» ÉNONCÉ
Recopiez à l'identique le passage de l'extrait du texte qui commence aux mots « Le premier moment » et s'arrête après « émerge après l’exil. ».

» EXTRAIT DU TEXTE
----------------------------------------
Deux moments différents de l’histoire de l’humanité
dans son rapport à Dieu nous sont présentés en ce dimanche et pourtant une même
certitude les anime : Dieu est présent à son peuple. Deux moments qui,
pour nous, sont une page d’histoire, certainement, mais qui nous concerne
encore dans notre rapport à Dieu et dans notre manière de célébrer de jour consacré au Seigneur.
Le premier moment nous est rapporté par cette belle
page du livre de Néhémie. Elle se situe à un tournant de l’histoire de ce
peuple qui a bien souffert. Néhémie est un personnage qui émerge après l’exil.
----------------------------------------
» MATÉRIEL FOURNI
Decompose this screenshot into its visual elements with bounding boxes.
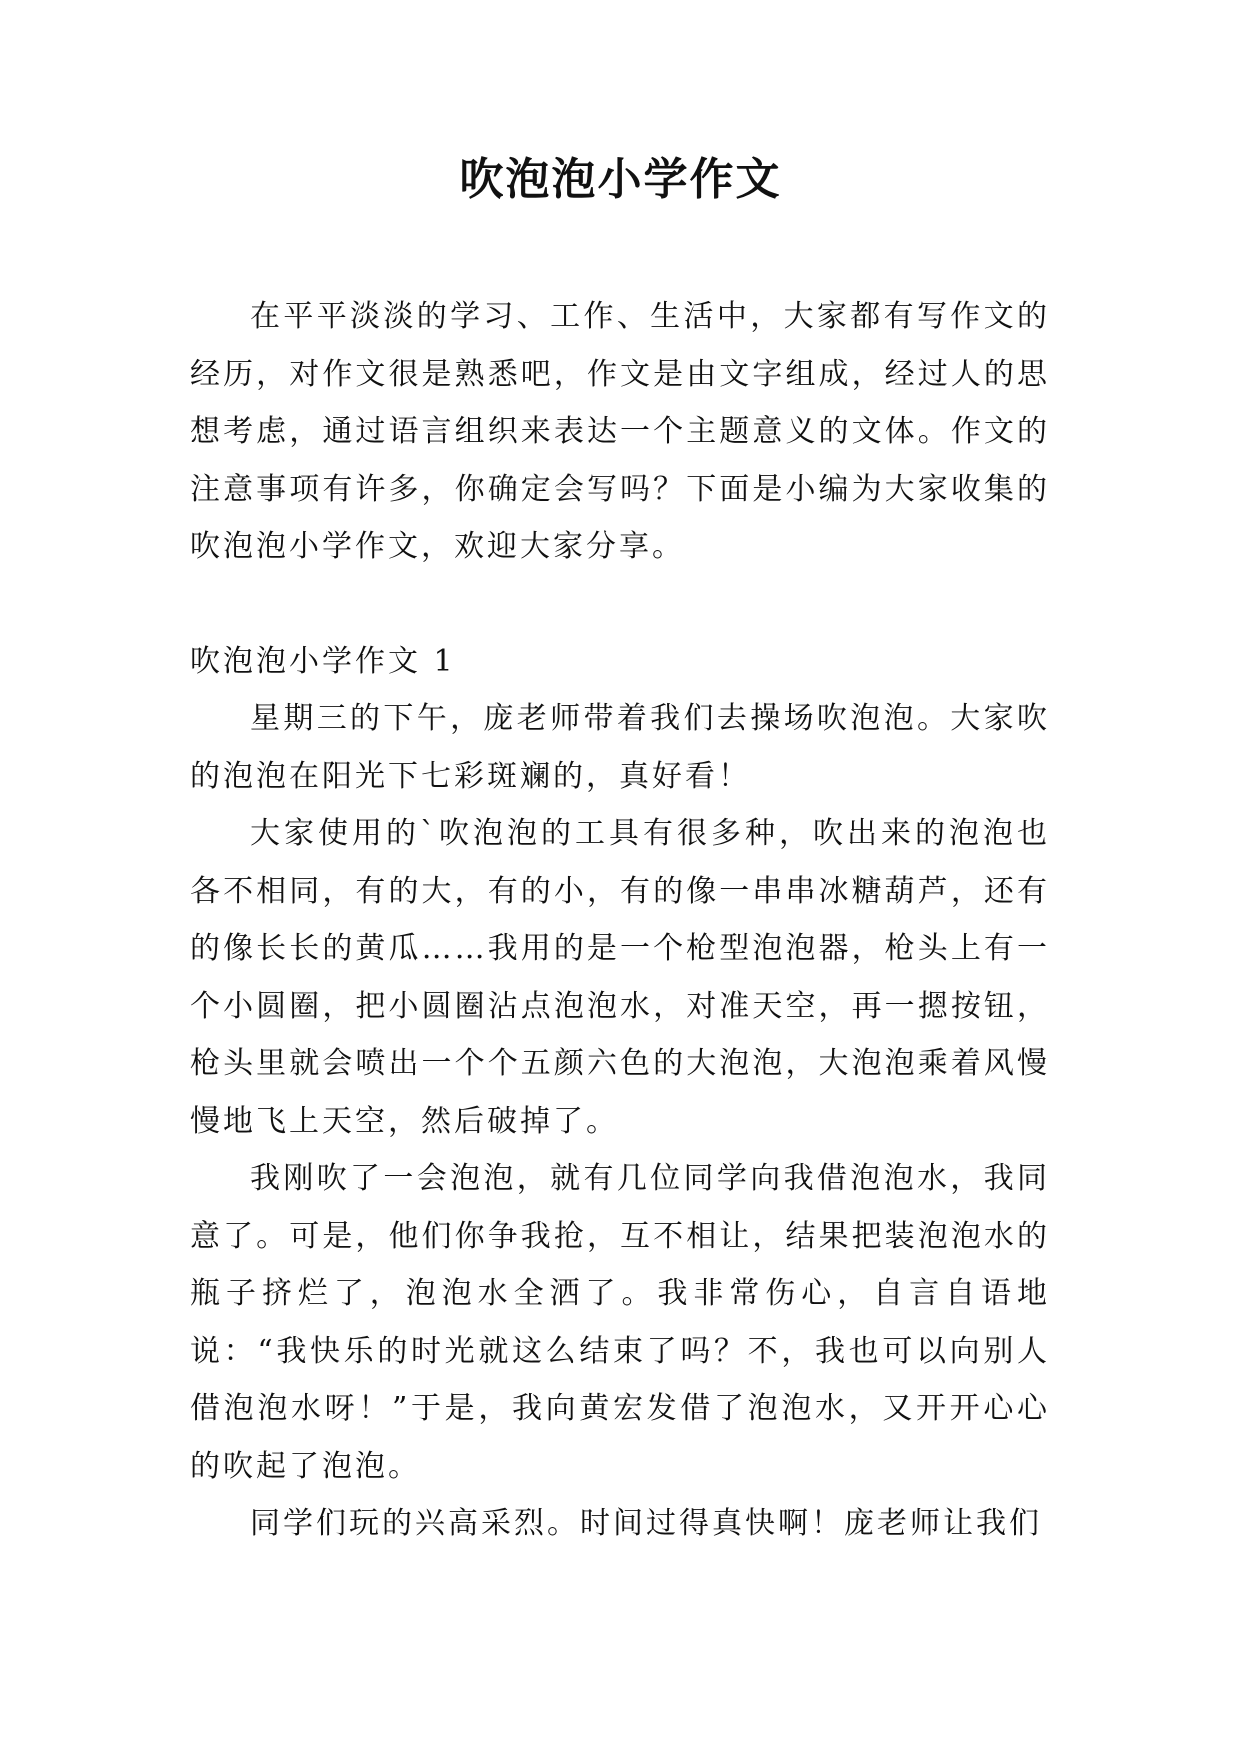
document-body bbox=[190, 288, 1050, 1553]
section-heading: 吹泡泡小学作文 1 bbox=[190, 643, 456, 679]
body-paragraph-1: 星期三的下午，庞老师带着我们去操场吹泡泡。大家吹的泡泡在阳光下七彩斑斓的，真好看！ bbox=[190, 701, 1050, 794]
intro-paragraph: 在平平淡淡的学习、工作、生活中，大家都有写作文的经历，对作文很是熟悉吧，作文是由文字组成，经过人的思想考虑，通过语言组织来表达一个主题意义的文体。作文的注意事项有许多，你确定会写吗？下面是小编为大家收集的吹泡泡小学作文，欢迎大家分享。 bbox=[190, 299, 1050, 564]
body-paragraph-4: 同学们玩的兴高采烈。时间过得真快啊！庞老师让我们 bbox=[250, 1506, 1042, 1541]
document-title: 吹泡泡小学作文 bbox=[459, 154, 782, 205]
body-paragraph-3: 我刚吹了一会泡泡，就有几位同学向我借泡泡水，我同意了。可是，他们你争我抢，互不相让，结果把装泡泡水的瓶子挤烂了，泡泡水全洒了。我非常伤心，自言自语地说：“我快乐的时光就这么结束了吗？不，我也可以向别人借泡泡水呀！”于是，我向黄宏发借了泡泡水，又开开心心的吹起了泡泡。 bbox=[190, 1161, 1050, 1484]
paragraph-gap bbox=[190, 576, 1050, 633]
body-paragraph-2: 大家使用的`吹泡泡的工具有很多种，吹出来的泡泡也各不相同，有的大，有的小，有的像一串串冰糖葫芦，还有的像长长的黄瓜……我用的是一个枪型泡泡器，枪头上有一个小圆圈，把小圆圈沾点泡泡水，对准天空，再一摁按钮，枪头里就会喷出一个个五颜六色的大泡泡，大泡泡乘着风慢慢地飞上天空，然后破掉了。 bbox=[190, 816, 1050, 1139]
----------------------------------------
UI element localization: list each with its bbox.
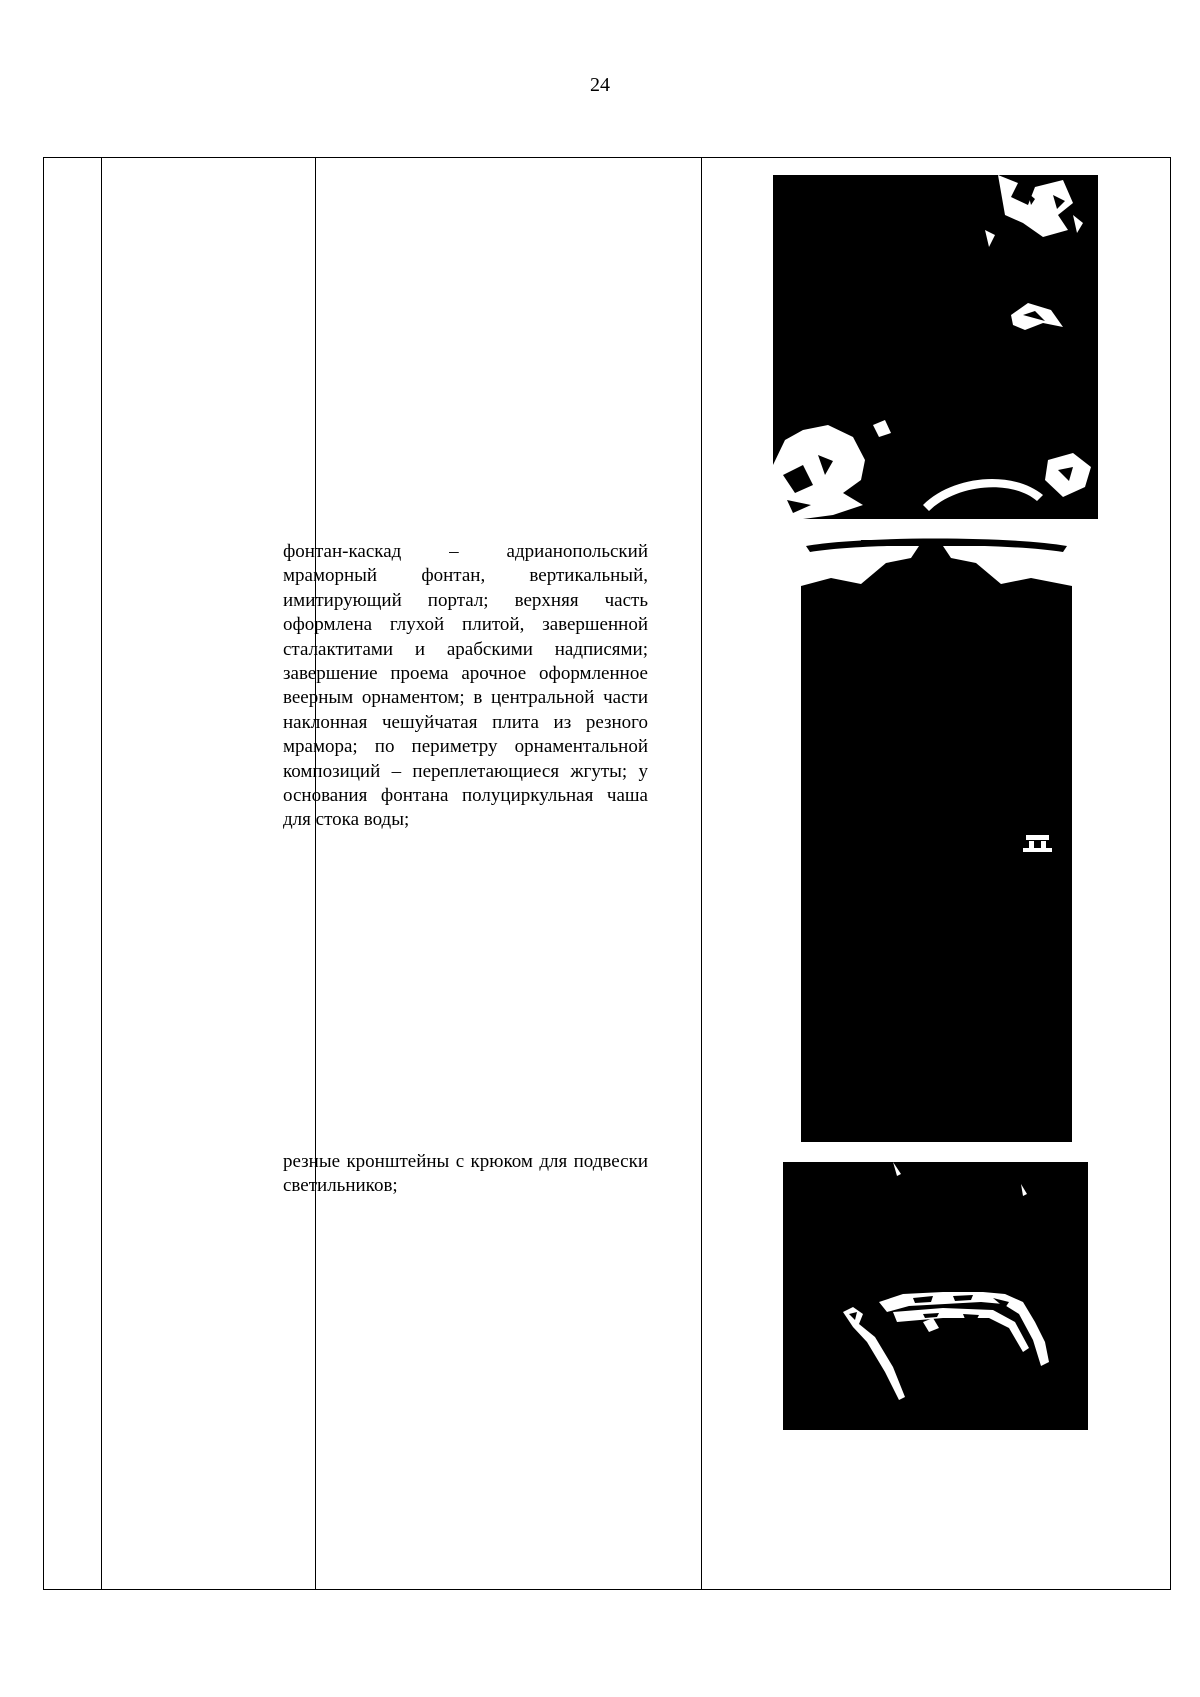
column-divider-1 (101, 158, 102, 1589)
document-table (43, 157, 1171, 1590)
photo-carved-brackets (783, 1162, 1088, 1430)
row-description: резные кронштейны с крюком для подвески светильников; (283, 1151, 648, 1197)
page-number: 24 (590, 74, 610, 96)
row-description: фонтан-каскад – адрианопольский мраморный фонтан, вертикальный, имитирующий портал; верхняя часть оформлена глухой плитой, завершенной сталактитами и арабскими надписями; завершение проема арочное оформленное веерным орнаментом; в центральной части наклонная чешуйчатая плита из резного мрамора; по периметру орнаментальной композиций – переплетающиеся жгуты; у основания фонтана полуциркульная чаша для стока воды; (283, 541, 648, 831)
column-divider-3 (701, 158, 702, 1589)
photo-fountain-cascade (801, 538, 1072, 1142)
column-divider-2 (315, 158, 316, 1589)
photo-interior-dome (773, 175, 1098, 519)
----------------------------------------
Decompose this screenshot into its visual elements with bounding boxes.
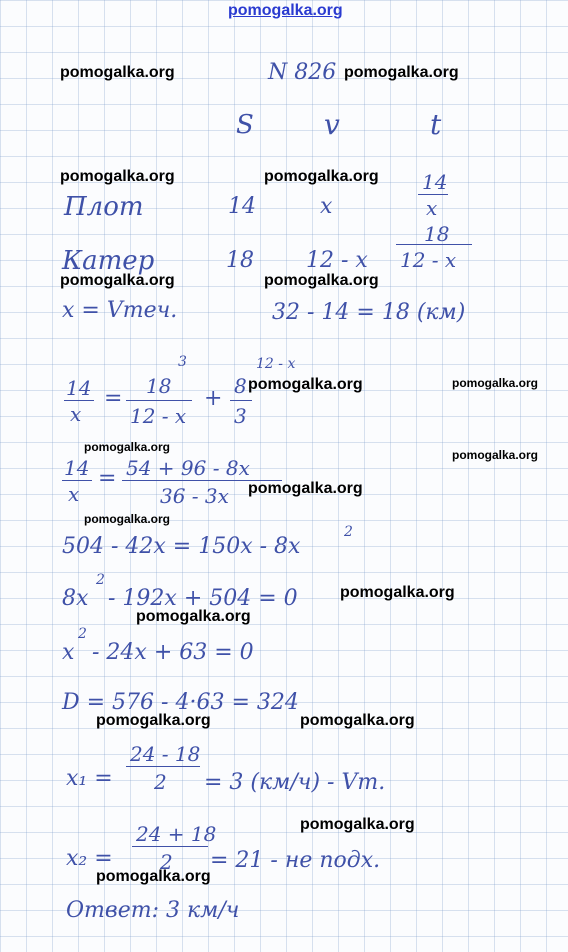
----------------------------------------
» CORRIGÉ
Le premier moment nous est rapporté par cette belle
page du livre de Néhémie. Elle se situe à un tournant de l’histoire de ce
peuple qui a bien souffert. Néhémie est un personnage qui émerge après l’exil.